Read through the data and report every line in which the word "triangle" occurs.

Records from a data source
((

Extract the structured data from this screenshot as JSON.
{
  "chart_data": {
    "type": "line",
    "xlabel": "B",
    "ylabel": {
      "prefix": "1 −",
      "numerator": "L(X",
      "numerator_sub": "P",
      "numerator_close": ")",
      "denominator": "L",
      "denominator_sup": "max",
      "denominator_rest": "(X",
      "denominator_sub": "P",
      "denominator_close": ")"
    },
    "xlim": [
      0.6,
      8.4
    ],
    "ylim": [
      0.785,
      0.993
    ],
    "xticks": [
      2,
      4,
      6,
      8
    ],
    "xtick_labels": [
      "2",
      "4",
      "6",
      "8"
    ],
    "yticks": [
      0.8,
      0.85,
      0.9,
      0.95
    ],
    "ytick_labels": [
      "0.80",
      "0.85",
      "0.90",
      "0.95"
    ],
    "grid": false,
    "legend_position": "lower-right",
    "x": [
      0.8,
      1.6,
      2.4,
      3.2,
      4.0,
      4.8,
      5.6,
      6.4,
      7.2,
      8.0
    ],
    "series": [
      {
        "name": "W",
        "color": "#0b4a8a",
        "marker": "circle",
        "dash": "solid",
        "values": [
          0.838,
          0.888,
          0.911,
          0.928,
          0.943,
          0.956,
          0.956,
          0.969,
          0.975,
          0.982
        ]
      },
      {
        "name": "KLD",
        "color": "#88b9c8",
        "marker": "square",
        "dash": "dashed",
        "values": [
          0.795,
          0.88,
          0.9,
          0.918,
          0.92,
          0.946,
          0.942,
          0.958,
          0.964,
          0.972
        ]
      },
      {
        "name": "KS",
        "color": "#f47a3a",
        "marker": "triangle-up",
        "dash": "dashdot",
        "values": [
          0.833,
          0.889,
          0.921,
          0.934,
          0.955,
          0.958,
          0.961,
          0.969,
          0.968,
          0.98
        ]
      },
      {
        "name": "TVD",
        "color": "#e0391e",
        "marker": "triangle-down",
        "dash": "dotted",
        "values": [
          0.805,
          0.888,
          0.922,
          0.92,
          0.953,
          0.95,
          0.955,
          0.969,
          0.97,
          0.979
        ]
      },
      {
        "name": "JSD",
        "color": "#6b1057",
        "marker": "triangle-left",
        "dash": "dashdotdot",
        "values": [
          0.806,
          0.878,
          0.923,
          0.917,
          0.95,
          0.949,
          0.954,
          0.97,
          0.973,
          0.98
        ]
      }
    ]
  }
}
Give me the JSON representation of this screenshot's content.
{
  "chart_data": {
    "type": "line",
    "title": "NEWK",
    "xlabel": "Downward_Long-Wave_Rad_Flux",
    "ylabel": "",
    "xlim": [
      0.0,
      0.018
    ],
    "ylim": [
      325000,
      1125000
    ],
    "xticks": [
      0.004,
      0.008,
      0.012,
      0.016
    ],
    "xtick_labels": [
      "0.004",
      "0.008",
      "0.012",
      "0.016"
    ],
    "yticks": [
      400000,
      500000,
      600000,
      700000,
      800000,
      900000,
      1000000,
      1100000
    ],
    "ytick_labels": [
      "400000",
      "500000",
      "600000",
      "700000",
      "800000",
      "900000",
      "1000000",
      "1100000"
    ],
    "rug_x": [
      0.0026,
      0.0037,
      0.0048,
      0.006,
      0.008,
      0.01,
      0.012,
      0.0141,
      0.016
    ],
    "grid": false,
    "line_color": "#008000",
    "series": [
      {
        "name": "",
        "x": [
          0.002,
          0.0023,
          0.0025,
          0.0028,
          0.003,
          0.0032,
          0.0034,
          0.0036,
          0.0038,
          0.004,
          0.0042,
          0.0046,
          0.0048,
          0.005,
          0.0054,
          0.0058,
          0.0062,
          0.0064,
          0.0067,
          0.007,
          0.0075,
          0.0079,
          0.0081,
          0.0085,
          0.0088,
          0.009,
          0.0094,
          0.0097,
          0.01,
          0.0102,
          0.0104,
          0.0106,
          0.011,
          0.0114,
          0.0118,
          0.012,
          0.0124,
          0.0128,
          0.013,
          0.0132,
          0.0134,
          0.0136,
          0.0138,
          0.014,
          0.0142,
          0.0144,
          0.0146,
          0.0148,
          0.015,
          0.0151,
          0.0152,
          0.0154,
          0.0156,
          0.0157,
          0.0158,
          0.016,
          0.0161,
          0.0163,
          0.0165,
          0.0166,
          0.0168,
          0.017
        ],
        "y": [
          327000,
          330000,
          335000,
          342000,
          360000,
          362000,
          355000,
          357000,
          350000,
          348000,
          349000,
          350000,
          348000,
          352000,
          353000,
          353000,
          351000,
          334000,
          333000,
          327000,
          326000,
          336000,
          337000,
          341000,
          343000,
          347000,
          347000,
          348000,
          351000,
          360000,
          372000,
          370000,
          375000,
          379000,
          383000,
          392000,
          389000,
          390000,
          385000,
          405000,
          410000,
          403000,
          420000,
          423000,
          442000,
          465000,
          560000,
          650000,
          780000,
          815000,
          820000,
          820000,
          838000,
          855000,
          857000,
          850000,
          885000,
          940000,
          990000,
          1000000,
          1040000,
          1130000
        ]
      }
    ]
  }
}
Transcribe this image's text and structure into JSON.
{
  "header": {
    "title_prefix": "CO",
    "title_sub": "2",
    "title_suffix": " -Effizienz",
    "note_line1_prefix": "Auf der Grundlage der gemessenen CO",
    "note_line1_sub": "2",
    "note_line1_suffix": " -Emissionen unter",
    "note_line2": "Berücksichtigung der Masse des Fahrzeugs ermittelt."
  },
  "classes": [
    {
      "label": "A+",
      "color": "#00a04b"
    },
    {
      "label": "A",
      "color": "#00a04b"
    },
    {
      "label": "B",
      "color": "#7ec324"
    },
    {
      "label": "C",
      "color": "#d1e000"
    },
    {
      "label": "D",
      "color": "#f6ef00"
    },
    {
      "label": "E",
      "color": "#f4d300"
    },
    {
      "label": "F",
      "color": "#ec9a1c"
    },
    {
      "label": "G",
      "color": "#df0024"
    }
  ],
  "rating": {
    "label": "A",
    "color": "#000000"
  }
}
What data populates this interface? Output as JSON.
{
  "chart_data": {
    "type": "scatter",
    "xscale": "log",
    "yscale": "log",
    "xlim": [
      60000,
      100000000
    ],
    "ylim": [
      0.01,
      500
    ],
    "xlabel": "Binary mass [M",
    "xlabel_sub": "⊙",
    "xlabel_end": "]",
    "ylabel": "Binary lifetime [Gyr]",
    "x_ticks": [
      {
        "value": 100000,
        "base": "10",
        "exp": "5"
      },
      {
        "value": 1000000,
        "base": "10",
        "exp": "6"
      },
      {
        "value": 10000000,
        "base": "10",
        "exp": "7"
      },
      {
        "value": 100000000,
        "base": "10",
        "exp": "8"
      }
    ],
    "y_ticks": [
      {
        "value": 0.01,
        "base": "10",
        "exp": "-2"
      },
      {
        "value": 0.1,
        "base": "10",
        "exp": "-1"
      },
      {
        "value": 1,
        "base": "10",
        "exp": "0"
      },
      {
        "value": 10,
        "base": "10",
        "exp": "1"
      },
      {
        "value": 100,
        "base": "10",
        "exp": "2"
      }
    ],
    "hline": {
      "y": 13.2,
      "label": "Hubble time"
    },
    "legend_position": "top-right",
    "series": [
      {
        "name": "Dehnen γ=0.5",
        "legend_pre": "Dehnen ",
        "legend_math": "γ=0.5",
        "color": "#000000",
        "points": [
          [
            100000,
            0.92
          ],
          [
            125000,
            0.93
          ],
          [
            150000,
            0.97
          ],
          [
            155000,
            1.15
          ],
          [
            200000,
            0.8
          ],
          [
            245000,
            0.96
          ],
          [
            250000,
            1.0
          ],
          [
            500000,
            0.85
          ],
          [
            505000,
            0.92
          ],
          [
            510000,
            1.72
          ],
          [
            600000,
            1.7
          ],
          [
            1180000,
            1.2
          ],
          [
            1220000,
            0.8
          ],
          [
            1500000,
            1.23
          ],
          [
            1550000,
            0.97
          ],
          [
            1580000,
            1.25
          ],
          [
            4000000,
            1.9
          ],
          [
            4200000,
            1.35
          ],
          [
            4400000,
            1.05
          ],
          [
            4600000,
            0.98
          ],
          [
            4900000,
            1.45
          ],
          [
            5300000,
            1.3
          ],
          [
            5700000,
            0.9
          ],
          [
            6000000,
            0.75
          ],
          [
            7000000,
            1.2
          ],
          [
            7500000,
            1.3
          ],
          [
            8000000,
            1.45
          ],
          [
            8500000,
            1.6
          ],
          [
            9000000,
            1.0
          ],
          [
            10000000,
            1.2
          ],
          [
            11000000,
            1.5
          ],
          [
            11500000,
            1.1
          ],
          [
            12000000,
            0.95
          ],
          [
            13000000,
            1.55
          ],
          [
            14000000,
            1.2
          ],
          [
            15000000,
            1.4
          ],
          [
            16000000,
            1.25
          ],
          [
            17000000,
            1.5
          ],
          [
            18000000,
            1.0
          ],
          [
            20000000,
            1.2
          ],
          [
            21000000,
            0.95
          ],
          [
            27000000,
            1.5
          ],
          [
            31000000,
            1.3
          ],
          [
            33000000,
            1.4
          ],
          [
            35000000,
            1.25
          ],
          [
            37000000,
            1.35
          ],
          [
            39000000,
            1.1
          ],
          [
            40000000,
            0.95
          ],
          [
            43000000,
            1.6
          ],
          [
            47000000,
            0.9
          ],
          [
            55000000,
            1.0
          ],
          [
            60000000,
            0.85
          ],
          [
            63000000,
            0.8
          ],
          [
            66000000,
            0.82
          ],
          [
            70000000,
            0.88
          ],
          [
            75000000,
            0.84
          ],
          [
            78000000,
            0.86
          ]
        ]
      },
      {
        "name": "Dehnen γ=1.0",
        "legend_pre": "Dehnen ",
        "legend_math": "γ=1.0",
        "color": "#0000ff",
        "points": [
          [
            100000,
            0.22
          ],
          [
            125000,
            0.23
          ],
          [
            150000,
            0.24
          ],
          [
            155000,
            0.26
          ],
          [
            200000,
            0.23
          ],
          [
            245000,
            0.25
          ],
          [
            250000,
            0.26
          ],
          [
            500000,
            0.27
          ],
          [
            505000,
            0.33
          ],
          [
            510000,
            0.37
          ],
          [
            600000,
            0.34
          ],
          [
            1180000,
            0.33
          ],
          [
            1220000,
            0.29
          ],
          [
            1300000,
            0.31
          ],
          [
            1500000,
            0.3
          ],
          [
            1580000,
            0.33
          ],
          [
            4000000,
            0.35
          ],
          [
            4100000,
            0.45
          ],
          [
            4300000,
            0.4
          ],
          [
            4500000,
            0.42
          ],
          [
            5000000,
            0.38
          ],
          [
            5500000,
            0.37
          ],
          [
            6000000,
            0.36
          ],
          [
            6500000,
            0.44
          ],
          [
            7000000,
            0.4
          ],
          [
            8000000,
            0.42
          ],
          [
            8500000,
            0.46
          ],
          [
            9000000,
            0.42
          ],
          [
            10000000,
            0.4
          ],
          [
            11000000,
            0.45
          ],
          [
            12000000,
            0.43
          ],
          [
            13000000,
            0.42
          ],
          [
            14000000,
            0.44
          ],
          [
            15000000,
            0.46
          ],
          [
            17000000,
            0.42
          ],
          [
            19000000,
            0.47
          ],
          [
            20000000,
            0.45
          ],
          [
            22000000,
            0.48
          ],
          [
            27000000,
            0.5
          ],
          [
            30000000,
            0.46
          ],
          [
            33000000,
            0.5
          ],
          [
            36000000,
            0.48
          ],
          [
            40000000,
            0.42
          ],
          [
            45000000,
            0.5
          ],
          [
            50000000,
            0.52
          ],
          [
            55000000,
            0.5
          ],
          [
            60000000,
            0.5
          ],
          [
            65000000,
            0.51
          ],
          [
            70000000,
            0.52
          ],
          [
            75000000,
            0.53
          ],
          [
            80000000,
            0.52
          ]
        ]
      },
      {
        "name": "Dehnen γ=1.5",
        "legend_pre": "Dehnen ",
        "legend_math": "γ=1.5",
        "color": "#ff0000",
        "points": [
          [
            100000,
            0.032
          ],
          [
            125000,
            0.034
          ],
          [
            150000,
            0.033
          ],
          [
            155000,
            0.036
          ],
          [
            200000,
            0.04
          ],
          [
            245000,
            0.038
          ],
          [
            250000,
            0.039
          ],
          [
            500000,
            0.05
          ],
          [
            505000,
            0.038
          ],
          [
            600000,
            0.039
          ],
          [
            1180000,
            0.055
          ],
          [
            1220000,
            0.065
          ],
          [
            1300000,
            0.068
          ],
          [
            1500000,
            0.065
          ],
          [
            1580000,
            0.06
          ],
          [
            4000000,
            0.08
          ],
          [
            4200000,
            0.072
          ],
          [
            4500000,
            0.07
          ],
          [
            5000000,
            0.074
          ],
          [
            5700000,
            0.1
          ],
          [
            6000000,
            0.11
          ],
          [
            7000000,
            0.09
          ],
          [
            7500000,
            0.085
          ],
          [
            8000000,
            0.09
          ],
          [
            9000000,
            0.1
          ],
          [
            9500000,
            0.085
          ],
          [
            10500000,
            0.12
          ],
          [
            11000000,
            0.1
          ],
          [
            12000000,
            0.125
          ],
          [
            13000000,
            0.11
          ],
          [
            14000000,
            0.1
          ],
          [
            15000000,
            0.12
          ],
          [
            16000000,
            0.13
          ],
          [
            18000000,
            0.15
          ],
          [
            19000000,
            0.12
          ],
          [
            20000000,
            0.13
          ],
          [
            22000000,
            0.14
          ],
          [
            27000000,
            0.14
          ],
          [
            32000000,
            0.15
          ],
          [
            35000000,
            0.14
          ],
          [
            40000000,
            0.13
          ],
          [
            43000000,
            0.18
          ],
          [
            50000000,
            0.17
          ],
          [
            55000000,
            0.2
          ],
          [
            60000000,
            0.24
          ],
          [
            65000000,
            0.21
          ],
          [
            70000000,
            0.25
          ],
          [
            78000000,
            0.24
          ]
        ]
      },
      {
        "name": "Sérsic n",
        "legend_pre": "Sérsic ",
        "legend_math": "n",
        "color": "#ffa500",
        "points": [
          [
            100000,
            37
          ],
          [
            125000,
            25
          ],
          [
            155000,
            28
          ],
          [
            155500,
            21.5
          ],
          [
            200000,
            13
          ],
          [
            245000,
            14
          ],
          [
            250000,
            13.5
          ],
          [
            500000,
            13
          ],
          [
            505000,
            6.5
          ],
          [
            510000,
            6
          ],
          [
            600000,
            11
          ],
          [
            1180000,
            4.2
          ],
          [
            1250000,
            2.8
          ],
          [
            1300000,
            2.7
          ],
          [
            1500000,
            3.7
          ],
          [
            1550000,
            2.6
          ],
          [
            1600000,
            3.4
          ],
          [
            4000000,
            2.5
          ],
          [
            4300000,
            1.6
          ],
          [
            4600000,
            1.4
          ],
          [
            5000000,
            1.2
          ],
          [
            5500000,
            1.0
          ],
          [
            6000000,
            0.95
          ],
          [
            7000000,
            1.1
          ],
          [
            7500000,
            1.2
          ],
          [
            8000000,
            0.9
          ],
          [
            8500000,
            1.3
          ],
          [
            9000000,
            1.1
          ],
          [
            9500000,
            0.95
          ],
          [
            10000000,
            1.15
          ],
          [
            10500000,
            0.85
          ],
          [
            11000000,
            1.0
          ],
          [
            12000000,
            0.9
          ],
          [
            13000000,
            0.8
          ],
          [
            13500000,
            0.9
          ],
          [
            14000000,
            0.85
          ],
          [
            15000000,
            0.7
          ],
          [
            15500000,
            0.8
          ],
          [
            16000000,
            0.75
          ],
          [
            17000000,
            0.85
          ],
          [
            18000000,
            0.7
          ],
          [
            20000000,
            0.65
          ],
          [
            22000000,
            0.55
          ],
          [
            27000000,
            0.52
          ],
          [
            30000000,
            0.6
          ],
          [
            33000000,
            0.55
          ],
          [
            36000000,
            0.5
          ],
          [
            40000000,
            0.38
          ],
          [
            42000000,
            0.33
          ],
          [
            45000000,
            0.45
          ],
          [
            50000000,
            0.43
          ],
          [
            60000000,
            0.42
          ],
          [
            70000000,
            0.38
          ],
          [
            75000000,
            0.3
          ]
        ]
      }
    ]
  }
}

))

▸ **Worked answer**:
        "marker": "triangle-up",
        "marker": "triangle-down",
        "marker": "triangle-left",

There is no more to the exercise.